### Work to do
A. From the Debt Diet article, reproduce the stretch from "The Startup phase" through "it? when? how?".
B. Does the Debt Diet article support each statement below? Answer yes or no for each, quoting the words from the article that settle it.
(i) The article assumes a business life cycle made up of Start Up, Growth, Maturity, and Exit.
(ii) The article says a business will not need debt at the exit stage.
(iii) The article describes sweat equity as selling shares or interests to key personnel or suppliers in return for labour or services.
---------- Excerpt ----------
The Debt Diet

Debt diet M+H Private Accountants, Brisbane, Australia

With the new year upon us, many set personal goals, typically around health and wellbeing. Keeping with the theme… financial health and wellbeing should remain a focus for businesses alike.

The Debt Diet, like any good diet, aims to remove the bad debts and replace them with good debts. This is achieved through regular review of the debt/funding adequacy deployed in a business at each stage of its life cycle. As is often the case, businesses are either carry too much bad debt (fats), incorrect of debt/funding structure (poor diet) or both.  

Understanding the timing of cash injections for any business is critical, but which type of debt is appropriate is make or break. As the saying goes, “Debts are like gym memberships, easy to sign up, you go once maybe twice, keep paying and try to forget about them, but you realise it’s not for you, they cost a fortune, so you eventually cancel, then you go and find another gym”( Hoeft, 2018).

Jokes aside… all businesses go through a life cycle of some sort. For simplicity, let’s assume the stages are Start Up, Growth, Maturity, and Exit. At each stage, the business will likely require debt, possibly even at the exit stage. Structuring the debt at each stage to ensure you maintain control and business health is important. Options:


The Startup phase is when the business is most vulnerable, it still not be clear if the business idea is viable. Investors may be circling to take their slice of the action at a bargain price.


  • Cash burn – spend rate, how much cash is needed per month?

  • ‘Runway’  - how long will the cash last?

  • Equity – control & ownership retention? what is the valuation?

  • Exit Strategy – what is it? when? how?


  • Loan – private/personal loans. Small, maybe unsecured.

  • Grant – explore government grants available for business.

  • Equity – sale of shares or interests to an investor at an agreed valuation.

  • Sweat Equity –  sale of shares or interests to key personnel/suppliers, in return for labour or services.


The business is commercially viable. An understanding of the target market/s and market acceptance has been achieved. Growth is experienced across various areas in the business – profitability, income, staffing.
---------- Data lines ----------
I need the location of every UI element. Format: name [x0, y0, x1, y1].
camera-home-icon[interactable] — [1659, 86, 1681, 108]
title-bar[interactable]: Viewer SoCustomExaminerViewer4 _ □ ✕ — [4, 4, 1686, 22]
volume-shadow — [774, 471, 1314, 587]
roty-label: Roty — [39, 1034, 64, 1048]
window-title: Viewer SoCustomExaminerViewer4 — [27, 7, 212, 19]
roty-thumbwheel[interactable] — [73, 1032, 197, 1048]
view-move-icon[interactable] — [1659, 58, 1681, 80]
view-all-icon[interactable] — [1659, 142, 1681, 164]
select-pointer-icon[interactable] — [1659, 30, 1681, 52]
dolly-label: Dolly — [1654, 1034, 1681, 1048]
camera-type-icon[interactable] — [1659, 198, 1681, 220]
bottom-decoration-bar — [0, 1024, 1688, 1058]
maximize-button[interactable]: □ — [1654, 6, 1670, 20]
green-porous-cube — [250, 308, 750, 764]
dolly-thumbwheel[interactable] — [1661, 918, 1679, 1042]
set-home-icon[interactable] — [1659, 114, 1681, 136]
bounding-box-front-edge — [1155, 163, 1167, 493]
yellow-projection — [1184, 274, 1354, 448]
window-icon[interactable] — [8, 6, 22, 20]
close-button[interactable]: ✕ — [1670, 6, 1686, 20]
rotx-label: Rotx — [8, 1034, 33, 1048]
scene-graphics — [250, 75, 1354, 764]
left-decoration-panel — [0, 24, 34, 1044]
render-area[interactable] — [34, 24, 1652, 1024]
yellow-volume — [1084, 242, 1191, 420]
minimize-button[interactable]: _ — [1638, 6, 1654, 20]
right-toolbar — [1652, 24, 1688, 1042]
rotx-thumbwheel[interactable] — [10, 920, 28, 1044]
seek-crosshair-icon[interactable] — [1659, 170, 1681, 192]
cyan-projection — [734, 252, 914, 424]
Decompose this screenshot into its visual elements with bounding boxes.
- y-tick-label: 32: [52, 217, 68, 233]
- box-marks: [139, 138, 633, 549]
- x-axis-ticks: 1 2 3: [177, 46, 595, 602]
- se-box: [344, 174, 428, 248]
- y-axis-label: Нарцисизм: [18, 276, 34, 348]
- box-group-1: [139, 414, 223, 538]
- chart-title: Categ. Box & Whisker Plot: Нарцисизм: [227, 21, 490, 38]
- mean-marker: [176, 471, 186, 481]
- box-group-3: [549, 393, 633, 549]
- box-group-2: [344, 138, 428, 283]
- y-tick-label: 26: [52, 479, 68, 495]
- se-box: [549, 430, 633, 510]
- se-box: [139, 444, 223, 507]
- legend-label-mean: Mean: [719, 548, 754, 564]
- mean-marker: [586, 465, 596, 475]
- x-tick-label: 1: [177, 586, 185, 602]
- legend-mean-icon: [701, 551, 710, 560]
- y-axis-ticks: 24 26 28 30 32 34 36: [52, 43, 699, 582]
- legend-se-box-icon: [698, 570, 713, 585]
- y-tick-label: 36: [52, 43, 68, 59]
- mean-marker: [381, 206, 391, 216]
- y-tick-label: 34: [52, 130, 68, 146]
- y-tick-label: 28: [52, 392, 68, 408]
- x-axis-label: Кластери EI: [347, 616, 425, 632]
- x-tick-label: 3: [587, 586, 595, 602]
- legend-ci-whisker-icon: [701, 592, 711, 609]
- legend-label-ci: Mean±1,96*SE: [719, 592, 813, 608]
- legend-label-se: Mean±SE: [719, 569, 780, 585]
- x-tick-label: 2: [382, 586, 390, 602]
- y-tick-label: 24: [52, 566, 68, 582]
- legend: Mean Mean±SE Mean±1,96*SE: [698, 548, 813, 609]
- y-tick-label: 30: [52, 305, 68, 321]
----------
### Answers in order
A.
The Startup phase is when the business is most vulnerable, it still not be clear if the business idea is viable. Investors may be circling to take their slice of the action at a bargain price.


  • Cash burn – spend rate, how much cash is needed per month?

  • ‘Runway’  - how long will the cash last?

  • Equity – control & ownership retention? what is the valuation?

  • Exit Strategy – what is it? when? how?

B.
(i) Yes: "For simplicity, let’s assume the stages are Start Up, Growth, Maturity, and Exit."
(ii) No: "At each stage, the business will likely require debt, possibly even at the exit stage."
(iii) Yes: "Sweat Equity –  sale of shares or interests to key personnel/suppliers, in return for labour or services."